Extracted data entries
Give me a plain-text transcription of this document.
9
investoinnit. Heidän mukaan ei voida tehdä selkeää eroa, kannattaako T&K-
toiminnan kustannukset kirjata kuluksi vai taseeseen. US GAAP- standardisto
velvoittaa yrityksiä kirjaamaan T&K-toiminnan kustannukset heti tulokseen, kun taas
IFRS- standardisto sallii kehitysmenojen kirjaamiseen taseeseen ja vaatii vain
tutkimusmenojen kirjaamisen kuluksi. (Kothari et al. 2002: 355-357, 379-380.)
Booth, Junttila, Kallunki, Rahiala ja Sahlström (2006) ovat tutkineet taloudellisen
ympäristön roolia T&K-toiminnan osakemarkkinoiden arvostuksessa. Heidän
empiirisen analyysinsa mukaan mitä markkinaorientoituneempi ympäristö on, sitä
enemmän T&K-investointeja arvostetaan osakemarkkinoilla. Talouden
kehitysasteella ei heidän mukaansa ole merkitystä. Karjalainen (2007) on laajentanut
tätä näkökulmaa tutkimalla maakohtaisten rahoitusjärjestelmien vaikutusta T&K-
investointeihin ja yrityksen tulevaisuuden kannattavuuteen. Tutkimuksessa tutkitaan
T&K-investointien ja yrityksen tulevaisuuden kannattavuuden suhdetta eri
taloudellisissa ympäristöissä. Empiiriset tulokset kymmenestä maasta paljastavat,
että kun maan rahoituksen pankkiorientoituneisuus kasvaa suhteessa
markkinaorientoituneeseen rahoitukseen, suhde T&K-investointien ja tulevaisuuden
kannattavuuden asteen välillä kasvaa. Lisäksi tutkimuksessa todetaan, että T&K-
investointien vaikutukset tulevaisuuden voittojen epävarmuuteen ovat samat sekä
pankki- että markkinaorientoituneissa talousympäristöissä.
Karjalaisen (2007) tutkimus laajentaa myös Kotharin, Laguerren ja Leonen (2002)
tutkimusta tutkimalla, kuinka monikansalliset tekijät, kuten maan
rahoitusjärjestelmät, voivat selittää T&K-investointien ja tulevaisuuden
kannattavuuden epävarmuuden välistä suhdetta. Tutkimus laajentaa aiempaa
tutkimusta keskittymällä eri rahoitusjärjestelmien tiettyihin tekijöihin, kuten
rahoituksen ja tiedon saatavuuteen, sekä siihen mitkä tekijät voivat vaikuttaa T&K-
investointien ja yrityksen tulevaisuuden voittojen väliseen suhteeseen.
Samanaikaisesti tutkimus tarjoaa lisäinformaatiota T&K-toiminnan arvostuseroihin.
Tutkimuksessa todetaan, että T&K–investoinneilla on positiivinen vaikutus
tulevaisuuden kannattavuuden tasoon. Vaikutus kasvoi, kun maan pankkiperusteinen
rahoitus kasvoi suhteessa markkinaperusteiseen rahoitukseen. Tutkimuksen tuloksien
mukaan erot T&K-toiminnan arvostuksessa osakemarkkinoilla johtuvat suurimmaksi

* * *

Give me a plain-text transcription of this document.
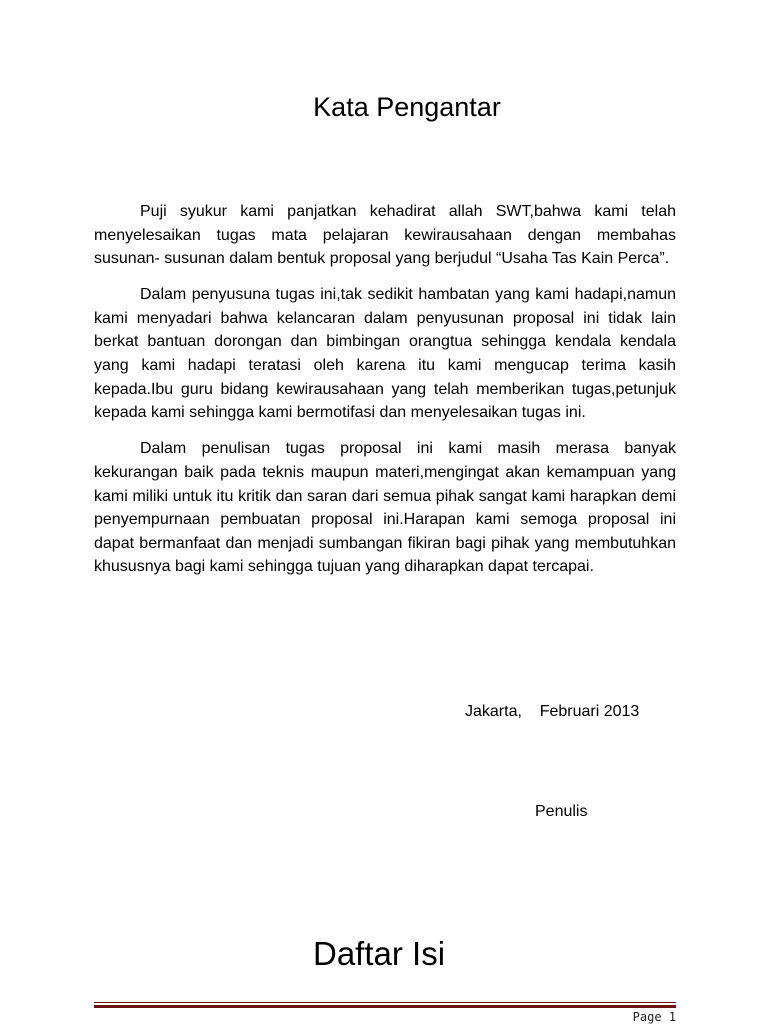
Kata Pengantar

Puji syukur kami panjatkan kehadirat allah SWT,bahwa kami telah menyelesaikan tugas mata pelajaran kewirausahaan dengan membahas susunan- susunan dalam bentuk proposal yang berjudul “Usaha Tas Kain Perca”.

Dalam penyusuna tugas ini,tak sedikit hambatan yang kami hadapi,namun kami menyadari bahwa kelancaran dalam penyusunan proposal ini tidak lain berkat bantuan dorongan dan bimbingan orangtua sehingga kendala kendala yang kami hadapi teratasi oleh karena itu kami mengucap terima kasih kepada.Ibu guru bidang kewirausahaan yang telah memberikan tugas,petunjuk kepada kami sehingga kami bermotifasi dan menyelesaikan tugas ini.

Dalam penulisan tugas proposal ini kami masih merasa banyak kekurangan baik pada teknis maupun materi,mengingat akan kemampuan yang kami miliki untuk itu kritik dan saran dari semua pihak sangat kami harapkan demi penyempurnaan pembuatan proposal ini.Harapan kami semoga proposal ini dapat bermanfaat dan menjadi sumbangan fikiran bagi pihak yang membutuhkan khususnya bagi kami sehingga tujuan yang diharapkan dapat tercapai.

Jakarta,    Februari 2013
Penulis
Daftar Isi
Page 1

What you should do
Go through the material above and count the lines that contain "telah"; answer with the number alone.

Task answer
2